(Dataset items)
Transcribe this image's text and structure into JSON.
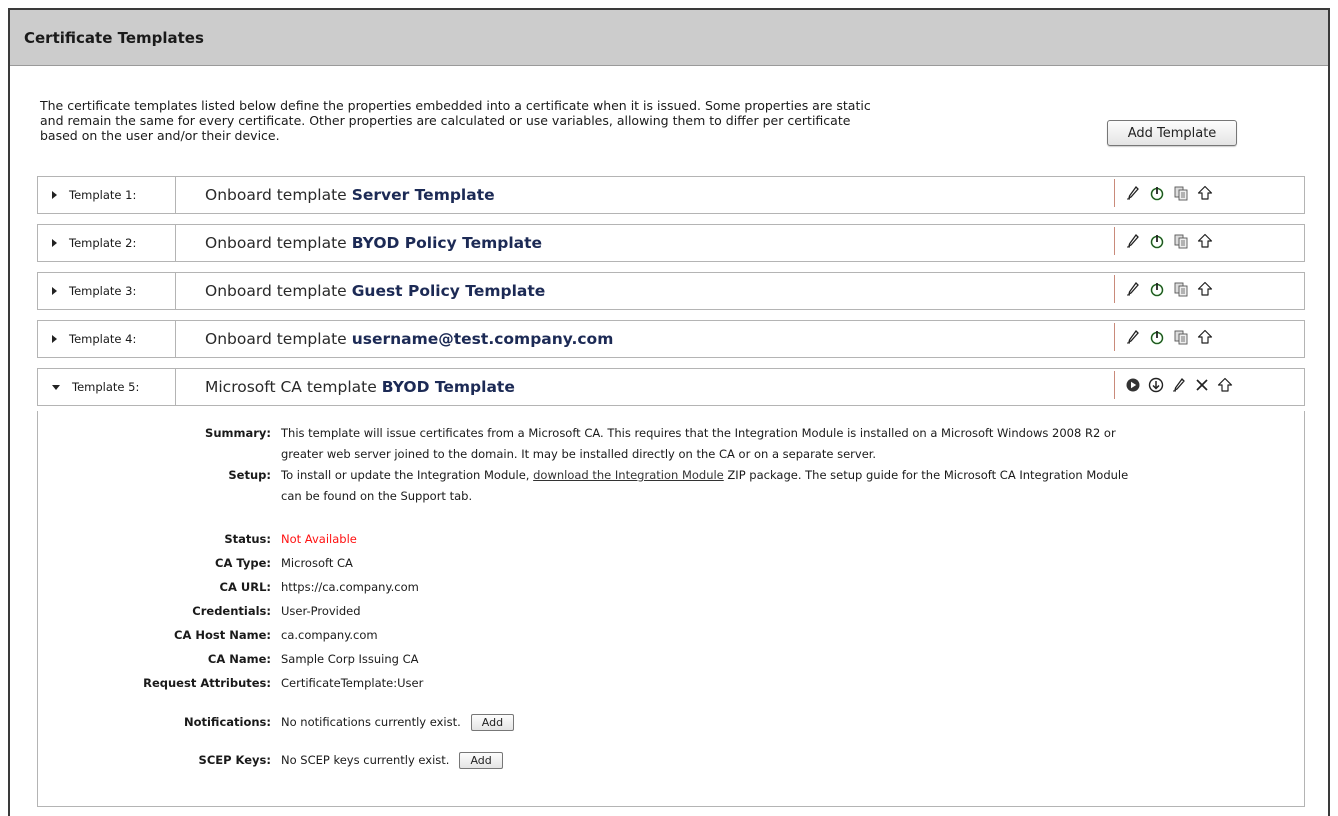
{
  "panel": {
    "title": "Certificate Templates"
  },
  "intro": {
    "line1": "The certificate templates listed below define the properties embedded into a certificate when it is issued. Some properties are static",
    "line2": "and remain the same for every certificate. Other properties are calculated or use variables, allowing them to differ per certificate",
    "line3": "based on the user and/or their device.",
    "add_button": "Add Template"
  },
  "templates": [
    {
      "label": "Template 1:",
      "prefix": "Onboard template",
      "name": "Server Template",
      "expanded": false
    },
    {
      "label": "Template 2:",
      "prefix": "Onboard template",
      "name": "BYOD Policy Template",
      "expanded": false
    },
    {
      "label": "Template 3:",
      "prefix": "Onboard template",
      "name": "Guest Policy Template",
      "expanded": false
    },
    {
      "label": "Template 4:",
      "prefix": "Onboard template",
      "name": "username@test.company.com",
      "expanded": false
    },
    {
      "label": "Template 5:",
      "prefix": "Microsoft CA template",
      "name": "BYOD Template",
      "expanded": true
    }
  ],
  "icons": {
    "collapsed_row": [
      "edit-icon",
      "power-icon",
      "copy-icon",
      "move-up-icon"
    ],
    "expanded_row": [
      "play-icon",
      "download-icon",
      "edit-icon",
      "delete-icon",
      "move-up-icon"
    ],
    "power_color": "#2e9e2e"
  },
  "details": {
    "summary_label": "Summary:",
    "summary_line1": "This template will issue certificates from a Microsoft CA. This requires that the Integration Module is installed on a Microsoft Windows 2008 R2 or",
    "summary_line2": "greater web server joined to the domain. It may be installed directly on the CA or on a separate server.",
    "setup_label": "Setup:",
    "setup_before": "To install or update the Integration Module, ",
    "setup_link": "download the Integration Module",
    "setup_after": " ZIP package. The setup guide for the Microsoft CA Integration Module",
    "setup_line2": "can be found on the Support tab.",
    "status_label": "Status:",
    "status_value": "Not Available",
    "status_color": "#ff1111",
    "catype_label": "CA Type:",
    "catype_value": "Microsoft CA",
    "caurl_label": "CA URL:",
    "caurl_value": "https://ca.company.com",
    "cred_label": "Credentials:",
    "cred_value": "User-Provided",
    "host_label": "CA Host Name:",
    "host_value": "ca.company.com",
    "caname_label": "CA Name:",
    "caname_value": "Sample Corp Issuing CA",
    "req_label": "Request Attributes:",
    "req_value": "CertificateTemplate:User",
    "notif_label": "Notifications:",
    "notif_value": "No notifications currently exist.",
    "notif_button": "Add",
    "scep_label": "SCEP Keys:",
    "scep_value": "No SCEP keys currently exist.",
    "scep_button": "Add"
  }
}
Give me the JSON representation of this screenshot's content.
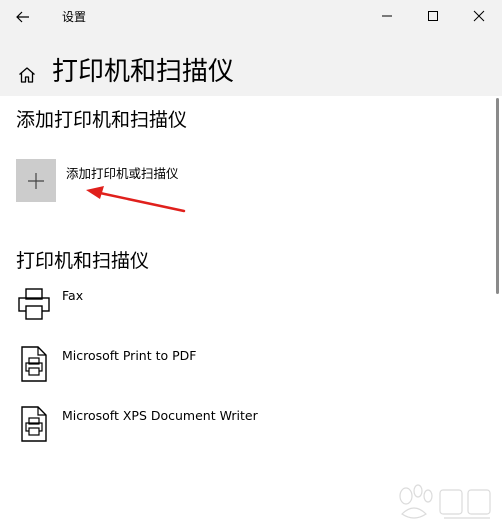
{
  "window": {
    "title": "设置"
  },
  "header": {
    "page_title": "打印机和扫描仪"
  },
  "add_section": {
    "title": "添加打印机和扫描仪",
    "add_button_label": "添加打印机或扫描仪"
  },
  "devices_section": {
    "title": "打印机和扫描仪",
    "devices": [
      {
        "name": "Fax",
        "icon": "fax-printer-icon"
      },
      {
        "name": "Microsoft Print to PDF",
        "icon": "printer-driver-icon"
      },
      {
        "name": "Microsoft XPS Document Writer",
        "icon": "printer-driver-icon"
      }
    ]
  },
  "icons": {
    "back": "arrow-left-icon",
    "minimize": "minimize-icon",
    "maximize": "maximize-icon",
    "close": "close-icon",
    "home": "home-icon",
    "add": "plus-icon"
  },
  "colors": {
    "titlebar_bg": "#f2f2f2",
    "add_tile_bg": "#cccccc",
    "annotation_arrow": "#e0201c"
  }
}
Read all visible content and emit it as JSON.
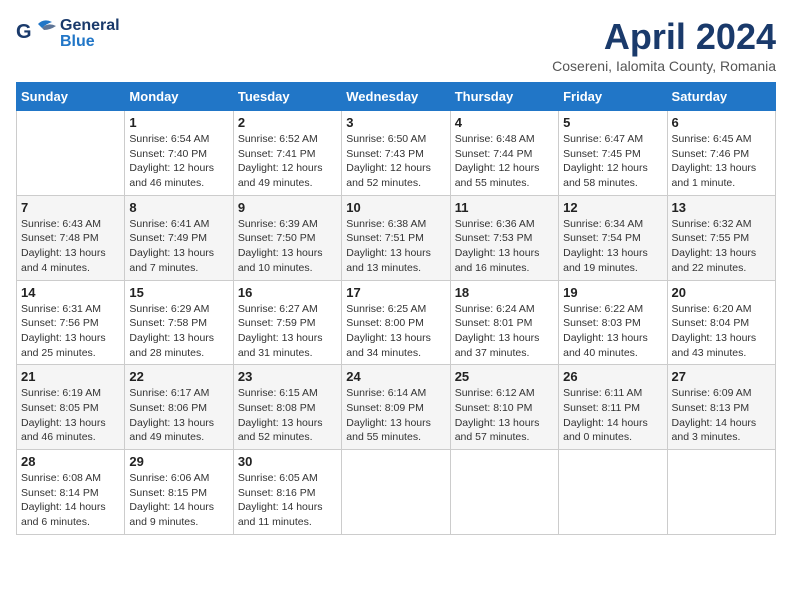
{
  "header": {
    "logo_general": "General",
    "logo_blue": "Blue",
    "month_title": "April 2024",
    "subtitle": "Cosereni, Ialomita County, Romania"
  },
  "weekdays": [
    "Sunday",
    "Monday",
    "Tuesday",
    "Wednesday",
    "Thursday",
    "Friday",
    "Saturday"
  ],
  "weeks": [
    [
      {
        "day": "",
        "info": ""
      },
      {
        "day": "1",
        "info": "Sunrise: 6:54 AM\nSunset: 7:40 PM\nDaylight: 12 hours\nand 46 minutes."
      },
      {
        "day": "2",
        "info": "Sunrise: 6:52 AM\nSunset: 7:41 PM\nDaylight: 12 hours\nand 49 minutes."
      },
      {
        "day": "3",
        "info": "Sunrise: 6:50 AM\nSunset: 7:43 PM\nDaylight: 12 hours\nand 52 minutes."
      },
      {
        "day": "4",
        "info": "Sunrise: 6:48 AM\nSunset: 7:44 PM\nDaylight: 12 hours\nand 55 minutes."
      },
      {
        "day": "5",
        "info": "Sunrise: 6:47 AM\nSunset: 7:45 PM\nDaylight: 12 hours\nand 58 minutes."
      },
      {
        "day": "6",
        "info": "Sunrise: 6:45 AM\nSunset: 7:46 PM\nDaylight: 13 hours\nand 1 minute."
      }
    ],
    [
      {
        "day": "7",
        "info": "Sunrise: 6:43 AM\nSunset: 7:48 PM\nDaylight: 13 hours\nand 4 minutes."
      },
      {
        "day": "8",
        "info": "Sunrise: 6:41 AM\nSunset: 7:49 PM\nDaylight: 13 hours\nand 7 minutes."
      },
      {
        "day": "9",
        "info": "Sunrise: 6:39 AM\nSunset: 7:50 PM\nDaylight: 13 hours\nand 10 minutes."
      },
      {
        "day": "10",
        "info": "Sunrise: 6:38 AM\nSunset: 7:51 PM\nDaylight: 13 hours\nand 13 minutes."
      },
      {
        "day": "11",
        "info": "Sunrise: 6:36 AM\nSunset: 7:53 PM\nDaylight: 13 hours\nand 16 minutes."
      },
      {
        "day": "12",
        "info": "Sunrise: 6:34 AM\nSunset: 7:54 PM\nDaylight: 13 hours\nand 19 minutes."
      },
      {
        "day": "13",
        "info": "Sunrise: 6:32 AM\nSunset: 7:55 PM\nDaylight: 13 hours\nand 22 minutes."
      }
    ],
    [
      {
        "day": "14",
        "info": "Sunrise: 6:31 AM\nSunset: 7:56 PM\nDaylight: 13 hours\nand 25 minutes."
      },
      {
        "day": "15",
        "info": "Sunrise: 6:29 AM\nSunset: 7:58 PM\nDaylight: 13 hours\nand 28 minutes."
      },
      {
        "day": "16",
        "info": "Sunrise: 6:27 AM\nSunset: 7:59 PM\nDaylight: 13 hours\nand 31 minutes."
      },
      {
        "day": "17",
        "info": "Sunrise: 6:25 AM\nSunset: 8:00 PM\nDaylight: 13 hours\nand 34 minutes."
      },
      {
        "day": "18",
        "info": "Sunrise: 6:24 AM\nSunset: 8:01 PM\nDaylight: 13 hours\nand 37 minutes."
      },
      {
        "day": "19",
        "info": "Sunrise: 6:22 AM\nSunset: 8:03 PM\nDaylight: 13 hours\nand 40 minutes."
      },
      {
        "day": "20",
        "info": "Sunrise: 6:20 AM\nSunset: 8:04 PM\nDaylight: 13 hours\nand 43 minutes."
      }
    ],
    [
      {
        "day": "21",
        "info": "Sunrise: 6:19 AM\nSunset: 8:05 PM\nDaylight: 13 hours\nand 46 minutes."
      },
      {
        "day": "22",
        "info": "Sunrise: 6:17 AM\nSunset: 8:06 PM\nDaylight: 13 hours\nand 49 minutes."
      },
      {
        "day": "23",
        "info": "Sunrise: 6:15 AM\nSunset: 8:08 PM\nDaylight: 13 hours\nand 52 minutes."
      },
      {
        "day": "24",
        "info": "Sunrise: 6:14 AM\nSunset: 8:09 PM\nDaylight: 13 hours\nand 55 minutes."
      },
      {
        "day": "25",
        "info": "Sunrise: 6:12 AM\nSunset: 8:10 PM\nDaylight: 13 hours\nand 57 minutes."
      },
      {
        "day": "26",
        "info": "Sunrise: 6:11 AM\nSunset: 8:11 PM\nDaylight: 14 hours\nand 0 minutes."
      },
      {
        "day": "27",
        "info": "Sunrise: 6:09 AM\nSunset: 8:13 PM\nDaylight: 14 hours\nand 3 minutes."
      }
    ],
    [
      {
        "day": "28",
        "info": "Sunrise: 6:08 AM\nSunset: 8:14 PM\nDaylight: 14 hours\nand 6 minutes."
      },
      {
        "day": "29",
        "info": "Sunrise: 6:06 AM\nSunset: 8:15 PM\nDaylight: 14 hours\nand 9 minutes."
      },
      {
        "day": "30",
        "info": "Sunrise: 6:05 AM\nSunset: 8:16 PM\nDaylight: 14 hours\nand 11 minutes."
      },
      {
        "day": "",
        "info": ""
      },
      {
        "day": "",
        "info": ""
      },
      {
        "day": "",
        "info": ""
      },
      {
        "day": "",
        "info": ""
      }
    ]
  ]
}
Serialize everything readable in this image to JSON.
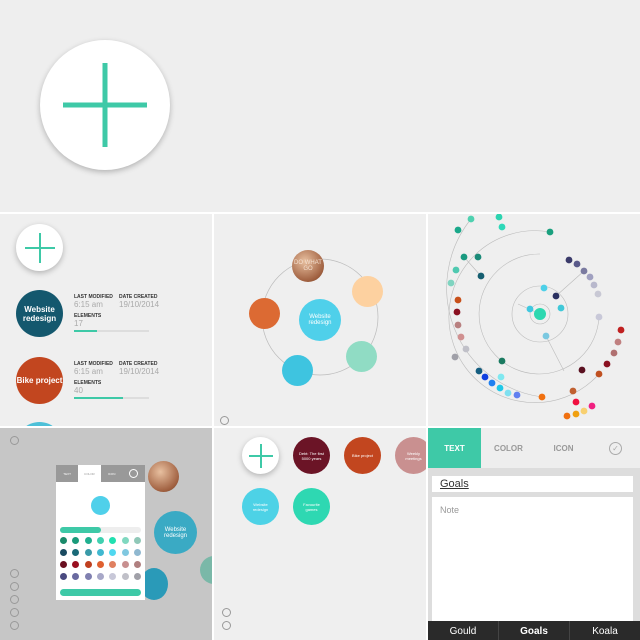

Task objective: Read through the data and copy every line where "download" shows up.

Answer to the problem:
      "download-icon",
    "setup_link": "download the Integration Module",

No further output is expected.